TASK BRIEF:
Take the line containing "What's the underlying" through the last line of the data and retype those lines exactly. Pictures do not belong in the copy.
═════ MATERIAL SUPPLIED ═════
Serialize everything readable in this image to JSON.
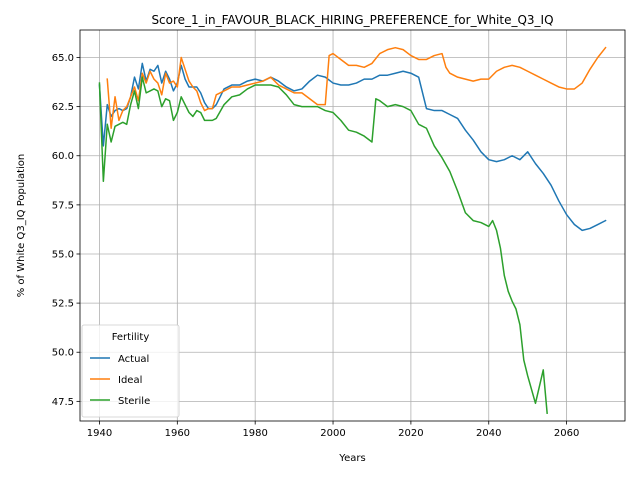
{
  "chart_data": {
    "type": "line",
    "title": "Score_1_in_FAVOUR_BLACK_HIRING_PREFERENCE_for_White_Q3_IQ",
    "xlabel": "Years",
    "ylabel": "% of White Q3_IQ Population",
    "xlim": [
      1935,
      2075
    ],
    "ylim": [
      46.5,
      66.4
    ],
    "xticks": [
      1940,
      1960,
      1980,
      2000,
      2020,
      2040,
      2060
    ],
    "yticks": [
      47.5,
      50.0,
      52.5,
      55.0,
      57.5,
      60.0,
      62.5,
      65.0
    ],
    "grid": true,
    "legend": {
      "title": "Fertility",
      "position": "lower-left"
    },
    "series": [
      {
        "name": "Actual",
        "color": "#1f77b4",
        "x": [
          1940,
          1941,
          1942,
          1943,
          1944,
          1945,
          1946,
          1947,
          1948,
          1949,
          1950,
          1951,
          1952,
          1953,
          1954,
          1955,
          1956,
          1957,
          1958,
          1959,
          1960,
          1961,
          1962,
          1963,
          1964,
          1965,
          1966,
          1967,
          1968,
          1969,
          1970,
          1972,
          1974,
          1976,
          1978,
          1980,
          1982,
          1984,
          1986,
          1988,
          1990,
          1992,
          1994,
          1996,
          1998,
          2000,
          2002,
          2004,
          2006,
          2008,
          2010,
          2012,
          2014,
          2016,
          2018,
          2020,
          2022,
          2024,
          2026,
          2028,
          2030,
          2032,
          2034,
          2036,
          2038,
          2040,
          2042,
          2044,
          2046,
          2048,
          2050,
          2052,
          2054,
          2056,
          2058,
          2060,
          2062,
          2064,
          2066,
          2068,
          2070
        ],
        "values": [
          63.6,
          60.5,
          62.6,
          62.0,
          62.3,
          62.4,
          62.3,
          62.4,
          63.0,
          64.0,
          63.4,
          64.7,
          63.8,
          64.4,
          64.3,
          64.6,
          63.7,
          64.3,
          63.9,
          63.3,
          63.7,
          64.6,
          63.9,
          63.5,
          63.5,
          63.5,
          63.2,
          62.7,
          62.4,
          62.4,
          62.6,
          63.4,
          63.6,
          63.6,
          63.8,
          63.9,
          63.8,
          64.0,
          63.8,
          63.5,
          63.3,
          63.4,
          63.8,
          64.1,
          64.0,
          63.7,
          63.6,
          63.6,
          63.7,
          63.9,
          63.9,
          64.1,
          64.1,
          64.2,
          64.3,
          64.2,
          64.0,
          62.4,
          62.3,
          62.3,
          62.1,
          61.9,
          61.3,
          60.8,
          60.2,
          59.8,
          59.7,
          59.8,
          60.0,
          59.8,
          60.2,
          59.6,
          59.1,
          58.5,
          57.7,
          57.0,
          56.5,
          56.2,
          56.3,
          56.5,
          56.7
        ]
      },
      {
        "name": "Ideal",
        "color": "#ff7f0e",
        "x": [
          1942,
          1943,
          1944,
          1945,
          1946,
          1947,
          1948,
          1949,
          1950,
          1951,
          1952,
          1953,
          1954,
          1955,
          1956,
          1957,
          1958,
          1959,
          1960,
          1961,
          1962,
          1963,
          1964,
          1965,
          1966,
          1967,
          1968,
          1969,
          1970,
          1972,
          1974,
          1976,
          1978,
          1980,
          1982,
          1984,
          1986,
          1988,
          1990,
          1992,
          1994,
          1996,
          1998,
          1999,
          2000,
          2002,
          2004,
          2006,
          2008,
          2010,
          2012,
          2014,
          2016,
          2018,
          2020,
          2022,
          2024,
          2026,
          2028,
          2029,
          2030,
          2032,
          2034,
          2036,
          2038,
          2040,
          2042,
          2044,
          2046,
          2048,
          2050,
          2052,
          2054,
          2056,
          2058,
          2060,
          2062,
          2064,
          2066,
          2068,
          2070
        ],
        "values": [
          63.9,
          61.4,
          63.0,
          61.8,
          62.3,
          62.5,
          63.0,
          63.5,
          62.8,
          64.2,
          63.7,
          64.3,
          63.9,
          63.7,
          63.1,
          64.2,
          63.7,
          63.8,
          63.5,
          65.0,
          64.4,
          63.8,
          63.5,
          63.3,
          62.7,
          62.3,
          62.4,
          62.4,
          63.1,
          63.3,
          63.5,
          63.5,
          63.6,
          63.7,
          63.8,
          64.0,
          63.6,
          63.4,
          63.2,
          63.2,
          62.9,
          62.6,
          62.6,
          65.1,
          65.2,
          64.9,
          64.6,
          64.6,
          64.5,
          64.7,
          65.2,
          65.4,
          65.5,
          65.4,
          65.1,
          64.9,
          64.9,
          65.1,
          65.2,
          64.5,
          64.2,
          64.0,
          63.9,
          63.8,
          63.9,
          63.9,
          64.3,
          64.5,
          64.6,
          64.5,
          64.3,
          64.1,
          63.9,
          63.7,
          63.5,
          63.4,
          63.4,
          63.7,
          64.4,
          65.0,
          65.5
        ]
      },
      {
        "name": "Sterile",
        "color": "#2ca02c",
        "x": [
          1940,
          1941,
          1942,
          1943,
          1944,
          1945,
          1946,
          1947,
          1948,
          1949,
          1950,
          1951,
          1952,
          1953,
          1954,
          1955,
          1956,
          1957,
          1958,
          1959,
          1960,
          1961,
          1962,
          1963,
          1964,
          1965,
          1966,
          1967,
          1968,
          1969,
          1970,
          1972,
          1974,
          1976,
          1978,
          1980,
          1982,
          1984,
          1986,
          1988,
          1990,
          1992,
          1994,
          1996,
          1998,
          2000,
          2002,
          2004,
          2006,
          2008,
          2010,
          2011,
          2012,
          2014,
          2016,
          2018,
          2020,
          2022,
          2024,
          2026,
          2028,
          2030,
          2032,
          2034,
          2036,
          2038,
          2040,
          2041,
          2042,
          2043,
          2044,
          2045,
          2046,
          2047,
          2048,
          2049,
          2050,
          2052,
          2054,
          2055
        ],
        "values": [
          63.7,
          58.7,
          61.6,
          60.7,
          61.5,
          61.6,
          61.7,
          61.6,
          62.6,
          63.3,
          62.4,
          64.0,
          63.2,
          63.3,
          63.4,
          63.3,
          62.5,
          62.9,
          62.8,
          61.8,
          62.2,
          63.0,
          62.6,
          62.2,
          62.0,
          62.3,
          62.2,
          61.8,
          61.8,
          61.8,
          61.9,
          62.6,
          63.0,
          63.1,
          63.4,
          63.6,
          63.6,
          63.6,
          63.5,
          63.1,
          62.6,
          62.5,
          62.5,
          62.5,
          62.3,
          62.2,
          61.8,
          61.3,
          61.2,
          61.0,
          60.7,
          62.9,
          62.8,
          62.5,
          62.6,
          62.5,
          62.3,
          61.6,
          61.4,
          60.5,
          59.9,
          59.2,
          58.2,
          57.1,
          56.7,
          56.6,
          56.4,
          56.7,
          56.2,
          55.3,
          53.9,
          53.1,
          52.6,
          52.2,
          51.4,
          49.6,
          48.8,
          47.4,
          49.1,
          46.9
        ]
      }
    ]
  }
}
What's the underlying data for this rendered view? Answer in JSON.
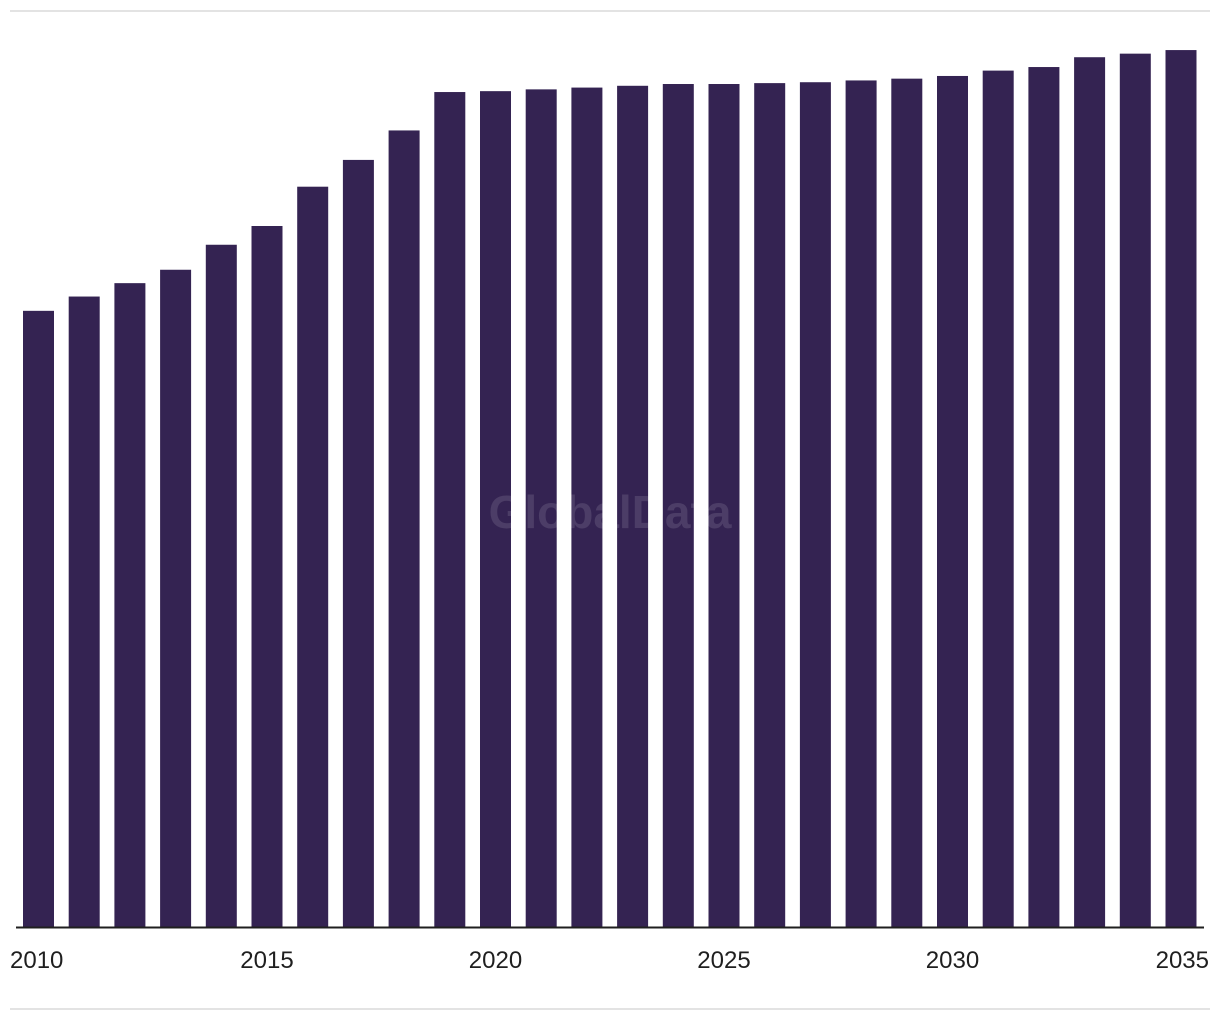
{
  "watermark": "GlobalData",
  "colors": {
    "bar": "#342352",
    "axis": "#1f1f1f",
    "divider": "#e3e3e3",
    "background": "#ffffff"
  },
  "chart_data": {
    "type": "bar",
    "title": "",
    "xlabel": "",
    "ylabel": "",
    "categories": [
      2010,
      2011,
      2012,
      2013,
      2014,
      2015,
      2016,
      2017,
      2018,
      2019,
      2020,
      2021,
      2022,
      2023,
      2024,
      2025,
      2026,
      2027,
      2028,
      2029,
      2030,
      2031,
      2032,
      2033,
      2034,
      2035
    ],
    "x_tick_labels": [
      "2010",
      "2015",
      "2020",
      "2025",
      "2030",
      "2035"
    ],
    "values": [
      69.0,
      70.6,
      72.1,
      73.6,
      76.4,
      78.5,
      82.9,
      85.9,
      89.2,
      93.5,
      93.6,
      93.8,
      94.0,
      94.2,
      94.4,
      94.4,
      94.5,
      94.6,
      94.8,
      95.0,
      95.3,
      95.9,
      96.3,
      97.4,
      97.8,
      98.2
    ],
    "ylim": [
      0,
      100
    ],
    "grid": false,
    "legend": "none"
  }
}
═════
ANSWER TO THE PROBLEM:
What's the underlying data for this rendered view? Answer in JSON.
{
  "watermark": "GlobalData",
  "colors": {
    "bar": "#342352",
    "axis": "#1f1f1f",
    "divider": "#e3e3e3",
    "background": "#ffffff"
  },
  "chart_data": {
    "type": "bar",
    "title": "",
    "xlabel": "",
    "ylabel": "",
    "categories": [
      2010,
      2011,
      2012,
      2013,
      2014,
      2015,
      2016,
      2017,
      2018,
      2019,
      2020,
      2021,
      2022,
      2023,
      2024,
      2025,
      2026,
      2027,
      2028,
      2029,
      2030,
      2031,
      2032,
      2033,
      2034,
      2035
    ],
    "x_tick_labels": [
      "2010",
      "2015",
      "2020",
      "2025",
      "2030",
      "2035"
    ],
    "values": [
      69.0,
      70.6,
      72.1,
      73.6,
      76.4,
      78.5,
      82.9,
      85.9,
      89.2,
      93.5,
      93.6,
      93.8,
      94.0,
      94.2,
      94.4,
      94.4,
      94.5,
      94.6,
      94.8,
      95.0,
      95.3,
      95.9,
      96.3,
      97.4,
      97.8,
      98.2
    ],
    "ylim": [
      0,
      100
    ],
    "grid": false,
    "legend": "none"
  }
}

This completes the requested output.